> **Extract provided**
Russian Oligarchs Part 3: The Party's Over

Summary

Editor's Note: Part 1 of this series examines the oligarchs' rise to power, Part 2 discusses their confrontation with Putin, and Part 3 looks at Putin's successful efforts to co-opt or defeat the oligarchs.

The year 2004 marked a turning point for Russian oligarchs, who started tapping external markets for capital to expand their empires. Then-President Vladimir Putin dampened their political ambitions by toppling some and drawing others into the Kremlin orbit. He did nothing to discourage the inflow of foreign credit, which was unprecedented. Then came the global financial crisis of 2008, which helped create the perfect storm for the oligarchs. The game and the players would never be the same.

By the summer of 2008, events were brewing that would soon drastically reduce the amount of outside money flowing into Russian coffers. The government, for one, was growing increasingly interested in raking back assets from Russia's banking sector. At the same time the Kremlin was preparing to invade Georgia, which it would do in August of that year. By fall, of course, markets were reeling from the onset of a global financial crisis.

It would become the perfect storm for the Russian oligarchs. In January 2009, Russian businesses and banks had roughly $500 billion in outstanding debt, about $130 billion of which had to be paid back in 2009. Russia's oligarchs found their incomes slashed, their companies' crashing and their debts rising — all at a time when credit on a global scale was becoming harder to come by. Such debt overexposure turned into the kiss of death for most of the oligarchs, who had spent much of the past four years borrowing huge amounts of money in order to finance capacity expansions that were now either unfinished or unneeded. The oligarchs' empires — even in their improved form — were unsustainable without more financing.

> **Given records**
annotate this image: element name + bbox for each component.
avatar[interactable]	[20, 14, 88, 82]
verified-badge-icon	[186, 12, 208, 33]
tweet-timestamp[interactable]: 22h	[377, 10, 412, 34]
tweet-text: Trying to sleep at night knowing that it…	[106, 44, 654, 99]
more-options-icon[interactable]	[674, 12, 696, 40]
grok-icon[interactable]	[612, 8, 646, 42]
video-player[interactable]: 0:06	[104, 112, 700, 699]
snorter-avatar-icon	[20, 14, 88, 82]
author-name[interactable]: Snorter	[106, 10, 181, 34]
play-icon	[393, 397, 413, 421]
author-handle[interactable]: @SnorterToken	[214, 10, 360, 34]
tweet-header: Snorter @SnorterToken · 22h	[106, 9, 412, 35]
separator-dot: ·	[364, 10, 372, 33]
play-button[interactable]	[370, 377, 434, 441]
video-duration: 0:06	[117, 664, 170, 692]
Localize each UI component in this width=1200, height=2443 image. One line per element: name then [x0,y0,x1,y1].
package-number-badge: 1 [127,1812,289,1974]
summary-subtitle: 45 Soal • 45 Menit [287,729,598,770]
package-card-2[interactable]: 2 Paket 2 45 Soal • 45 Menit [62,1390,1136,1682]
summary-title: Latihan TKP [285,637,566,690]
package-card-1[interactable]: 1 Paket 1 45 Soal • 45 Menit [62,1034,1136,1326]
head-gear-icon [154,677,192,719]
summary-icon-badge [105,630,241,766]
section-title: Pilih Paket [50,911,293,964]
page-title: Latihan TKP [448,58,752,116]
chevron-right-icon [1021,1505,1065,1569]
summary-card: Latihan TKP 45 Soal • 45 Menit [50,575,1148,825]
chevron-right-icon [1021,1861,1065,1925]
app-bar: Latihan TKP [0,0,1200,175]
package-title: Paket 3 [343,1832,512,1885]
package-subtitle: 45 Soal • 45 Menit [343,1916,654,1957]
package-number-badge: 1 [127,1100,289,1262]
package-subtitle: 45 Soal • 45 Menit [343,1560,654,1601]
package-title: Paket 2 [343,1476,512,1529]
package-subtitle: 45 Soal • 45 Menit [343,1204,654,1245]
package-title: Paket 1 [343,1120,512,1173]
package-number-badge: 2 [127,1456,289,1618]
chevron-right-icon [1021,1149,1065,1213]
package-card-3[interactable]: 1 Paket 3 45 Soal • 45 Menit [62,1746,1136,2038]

> **Exercises to complete**
(1) In the article on Russian oligarchs, rewrite the passage from "Editor's Note: Part" up to and including "be the same.", putting "Moscow" in place of "Kremlin".
(2) Name every calendar year mentioned in the article on Russian oligarchs.

> **Results of the exercise**
(1)
Editor's Note: Part 1 of this series examines the oligarchs' rise to power, Part 2 discusses their confrontation with Putin, and Part 3 looks at Putin's successful efforts to co-opt or defeat the oligarchs.

The year 2004 marked a turning point for Russian oligarchs, who started tapping external markets for capital to expand their empires. Then-President Vladimir Putin dampened their political ambitions by toppling some and drawing others into the Moscow orbit. He did nothing to discourage the inflow of foreign credit, which was unprecedented. Then came the global financial crisis of 2008, which helped create the perfect storm for the oligarchs. The game and the players would never be the same.

(2) 2004, 2008, 2009